____ Material for this exercise

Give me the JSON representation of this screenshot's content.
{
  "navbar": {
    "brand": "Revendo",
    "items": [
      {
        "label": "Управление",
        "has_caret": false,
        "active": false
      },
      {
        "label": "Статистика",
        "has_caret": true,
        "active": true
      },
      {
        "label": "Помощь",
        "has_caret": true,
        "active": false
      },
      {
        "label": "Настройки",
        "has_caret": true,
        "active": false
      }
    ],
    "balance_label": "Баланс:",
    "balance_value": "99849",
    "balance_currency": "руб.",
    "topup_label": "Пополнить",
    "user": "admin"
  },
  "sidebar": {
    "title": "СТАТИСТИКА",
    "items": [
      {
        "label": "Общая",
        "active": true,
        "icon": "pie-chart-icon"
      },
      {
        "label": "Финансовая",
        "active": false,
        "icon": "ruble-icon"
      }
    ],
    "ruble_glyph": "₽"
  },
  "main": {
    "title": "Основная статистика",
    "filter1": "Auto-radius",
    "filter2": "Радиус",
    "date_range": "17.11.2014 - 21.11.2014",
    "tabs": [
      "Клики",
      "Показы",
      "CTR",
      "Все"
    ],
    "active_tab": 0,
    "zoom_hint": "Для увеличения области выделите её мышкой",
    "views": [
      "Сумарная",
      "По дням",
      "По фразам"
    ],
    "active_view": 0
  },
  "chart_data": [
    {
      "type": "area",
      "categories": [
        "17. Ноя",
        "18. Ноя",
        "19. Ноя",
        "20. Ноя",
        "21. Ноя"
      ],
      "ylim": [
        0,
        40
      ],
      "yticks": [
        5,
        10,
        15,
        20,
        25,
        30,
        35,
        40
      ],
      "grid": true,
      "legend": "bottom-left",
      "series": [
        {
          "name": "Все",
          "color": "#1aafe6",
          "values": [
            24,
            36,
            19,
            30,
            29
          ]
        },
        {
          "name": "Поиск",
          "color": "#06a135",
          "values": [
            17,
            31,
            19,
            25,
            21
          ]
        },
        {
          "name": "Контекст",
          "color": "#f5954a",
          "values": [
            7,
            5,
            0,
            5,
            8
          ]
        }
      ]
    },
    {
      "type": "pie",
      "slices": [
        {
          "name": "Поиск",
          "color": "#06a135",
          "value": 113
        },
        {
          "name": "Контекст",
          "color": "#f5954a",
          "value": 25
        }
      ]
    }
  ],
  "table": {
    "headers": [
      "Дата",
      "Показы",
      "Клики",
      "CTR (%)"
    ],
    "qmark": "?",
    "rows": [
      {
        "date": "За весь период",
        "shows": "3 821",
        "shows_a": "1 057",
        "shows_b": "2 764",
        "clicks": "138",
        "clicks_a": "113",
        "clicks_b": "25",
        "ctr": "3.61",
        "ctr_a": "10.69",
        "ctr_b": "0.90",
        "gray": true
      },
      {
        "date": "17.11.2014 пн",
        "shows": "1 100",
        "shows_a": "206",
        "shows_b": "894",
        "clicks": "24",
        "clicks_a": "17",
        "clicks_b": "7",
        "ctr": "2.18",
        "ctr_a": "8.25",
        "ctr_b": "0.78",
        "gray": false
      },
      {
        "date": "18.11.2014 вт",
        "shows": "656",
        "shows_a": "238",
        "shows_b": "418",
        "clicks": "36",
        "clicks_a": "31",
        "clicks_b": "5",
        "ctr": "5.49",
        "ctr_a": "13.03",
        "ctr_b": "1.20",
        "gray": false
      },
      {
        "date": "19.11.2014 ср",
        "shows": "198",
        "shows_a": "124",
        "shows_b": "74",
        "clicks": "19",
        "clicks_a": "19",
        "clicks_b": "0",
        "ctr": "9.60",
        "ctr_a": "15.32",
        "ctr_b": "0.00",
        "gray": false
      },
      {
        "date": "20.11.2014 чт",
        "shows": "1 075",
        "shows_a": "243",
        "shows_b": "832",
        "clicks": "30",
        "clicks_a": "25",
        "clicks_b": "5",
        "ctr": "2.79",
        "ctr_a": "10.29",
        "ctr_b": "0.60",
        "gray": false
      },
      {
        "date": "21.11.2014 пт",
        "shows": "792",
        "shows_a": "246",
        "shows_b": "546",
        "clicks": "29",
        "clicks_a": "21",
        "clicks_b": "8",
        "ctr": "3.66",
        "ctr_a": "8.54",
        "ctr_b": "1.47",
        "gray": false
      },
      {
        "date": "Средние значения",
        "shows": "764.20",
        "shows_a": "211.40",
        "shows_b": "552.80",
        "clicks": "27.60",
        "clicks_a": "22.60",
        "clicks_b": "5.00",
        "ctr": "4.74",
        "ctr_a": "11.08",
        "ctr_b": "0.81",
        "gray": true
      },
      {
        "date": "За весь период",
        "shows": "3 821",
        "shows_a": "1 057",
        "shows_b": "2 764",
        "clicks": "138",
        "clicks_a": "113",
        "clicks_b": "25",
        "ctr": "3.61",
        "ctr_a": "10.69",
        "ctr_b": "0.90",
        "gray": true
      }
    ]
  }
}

________
____ Material for this exercise

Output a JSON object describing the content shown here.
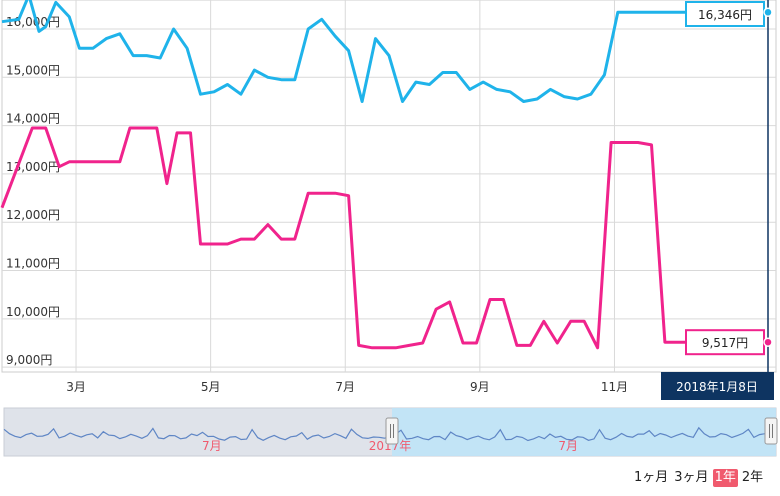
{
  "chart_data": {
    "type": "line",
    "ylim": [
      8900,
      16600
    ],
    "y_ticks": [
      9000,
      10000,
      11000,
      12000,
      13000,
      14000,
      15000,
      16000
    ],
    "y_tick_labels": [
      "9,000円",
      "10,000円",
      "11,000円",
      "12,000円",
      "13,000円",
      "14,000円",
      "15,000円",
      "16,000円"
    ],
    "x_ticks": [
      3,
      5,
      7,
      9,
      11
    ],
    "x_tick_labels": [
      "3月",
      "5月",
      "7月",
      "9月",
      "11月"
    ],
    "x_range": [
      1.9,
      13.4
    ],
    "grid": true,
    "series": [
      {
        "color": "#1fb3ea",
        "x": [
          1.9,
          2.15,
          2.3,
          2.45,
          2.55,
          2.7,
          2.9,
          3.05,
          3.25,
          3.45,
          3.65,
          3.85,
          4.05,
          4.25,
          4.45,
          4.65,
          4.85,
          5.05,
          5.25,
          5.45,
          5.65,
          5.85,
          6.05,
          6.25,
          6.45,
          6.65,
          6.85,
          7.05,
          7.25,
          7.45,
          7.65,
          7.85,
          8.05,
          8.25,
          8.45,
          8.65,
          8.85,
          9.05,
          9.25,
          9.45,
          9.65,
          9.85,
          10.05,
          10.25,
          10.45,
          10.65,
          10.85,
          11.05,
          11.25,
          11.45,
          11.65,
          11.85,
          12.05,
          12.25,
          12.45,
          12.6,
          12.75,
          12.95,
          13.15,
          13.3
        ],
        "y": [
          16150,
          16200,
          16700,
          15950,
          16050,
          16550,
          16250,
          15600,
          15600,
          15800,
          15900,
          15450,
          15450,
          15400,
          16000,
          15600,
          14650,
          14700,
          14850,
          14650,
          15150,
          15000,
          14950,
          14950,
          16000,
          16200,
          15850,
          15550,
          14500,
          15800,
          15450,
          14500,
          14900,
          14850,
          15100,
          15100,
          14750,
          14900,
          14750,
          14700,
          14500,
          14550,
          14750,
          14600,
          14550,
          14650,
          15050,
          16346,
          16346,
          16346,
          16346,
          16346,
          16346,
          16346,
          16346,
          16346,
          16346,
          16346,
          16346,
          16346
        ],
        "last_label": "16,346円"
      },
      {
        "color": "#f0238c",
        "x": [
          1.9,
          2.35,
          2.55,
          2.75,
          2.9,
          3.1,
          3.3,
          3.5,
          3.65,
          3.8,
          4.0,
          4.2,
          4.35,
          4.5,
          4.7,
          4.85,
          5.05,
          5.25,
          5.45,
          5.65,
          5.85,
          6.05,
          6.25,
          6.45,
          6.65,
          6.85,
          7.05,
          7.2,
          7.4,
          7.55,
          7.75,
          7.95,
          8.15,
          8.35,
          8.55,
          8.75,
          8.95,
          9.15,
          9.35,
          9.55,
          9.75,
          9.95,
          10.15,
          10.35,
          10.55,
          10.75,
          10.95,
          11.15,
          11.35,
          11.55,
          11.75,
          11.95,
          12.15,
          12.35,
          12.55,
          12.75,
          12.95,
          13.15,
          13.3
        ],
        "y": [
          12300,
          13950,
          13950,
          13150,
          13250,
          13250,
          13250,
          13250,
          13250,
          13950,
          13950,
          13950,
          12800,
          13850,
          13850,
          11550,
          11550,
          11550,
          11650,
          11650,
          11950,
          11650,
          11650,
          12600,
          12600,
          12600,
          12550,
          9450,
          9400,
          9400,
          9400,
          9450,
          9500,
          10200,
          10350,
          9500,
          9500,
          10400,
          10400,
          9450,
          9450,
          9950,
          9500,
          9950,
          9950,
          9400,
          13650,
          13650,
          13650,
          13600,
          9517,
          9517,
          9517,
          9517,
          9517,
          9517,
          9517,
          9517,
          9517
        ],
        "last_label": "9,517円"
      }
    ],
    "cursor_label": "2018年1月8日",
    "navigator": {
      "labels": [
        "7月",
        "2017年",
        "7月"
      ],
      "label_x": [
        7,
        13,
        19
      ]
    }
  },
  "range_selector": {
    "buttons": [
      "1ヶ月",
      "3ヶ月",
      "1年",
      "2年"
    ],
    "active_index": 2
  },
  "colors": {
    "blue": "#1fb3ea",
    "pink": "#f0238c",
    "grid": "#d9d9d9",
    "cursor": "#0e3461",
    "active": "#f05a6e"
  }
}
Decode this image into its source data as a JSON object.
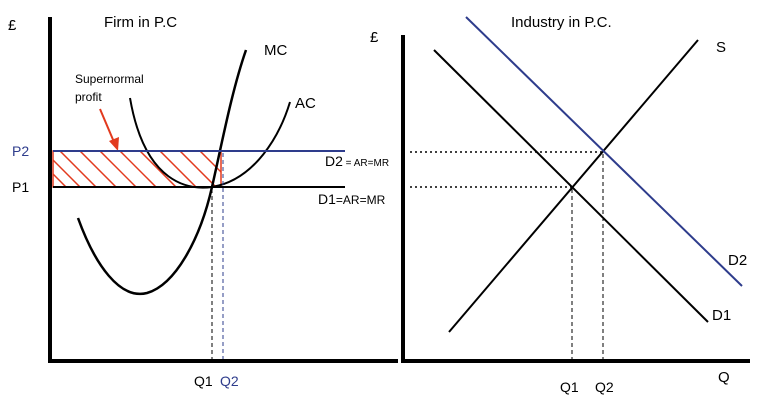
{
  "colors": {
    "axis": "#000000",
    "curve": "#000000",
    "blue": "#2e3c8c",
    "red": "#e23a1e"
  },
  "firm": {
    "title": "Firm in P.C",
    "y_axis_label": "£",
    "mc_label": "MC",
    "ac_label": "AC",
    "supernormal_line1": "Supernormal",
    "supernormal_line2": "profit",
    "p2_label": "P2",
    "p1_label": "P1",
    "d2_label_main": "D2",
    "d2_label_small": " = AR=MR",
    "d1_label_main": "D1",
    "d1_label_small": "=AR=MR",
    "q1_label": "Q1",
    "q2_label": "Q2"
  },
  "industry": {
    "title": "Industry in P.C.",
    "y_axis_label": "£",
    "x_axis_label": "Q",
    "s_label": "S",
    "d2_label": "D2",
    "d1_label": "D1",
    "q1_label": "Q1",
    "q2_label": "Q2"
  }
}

________

* Problem statement
From the data above, gather every line that includes the word "title".

* Result
    "title": "СТАТИСТИКА",
    "title": "Основная статистика",
    "title": "Firm in P.C",
    "title": "Industry in P.C.",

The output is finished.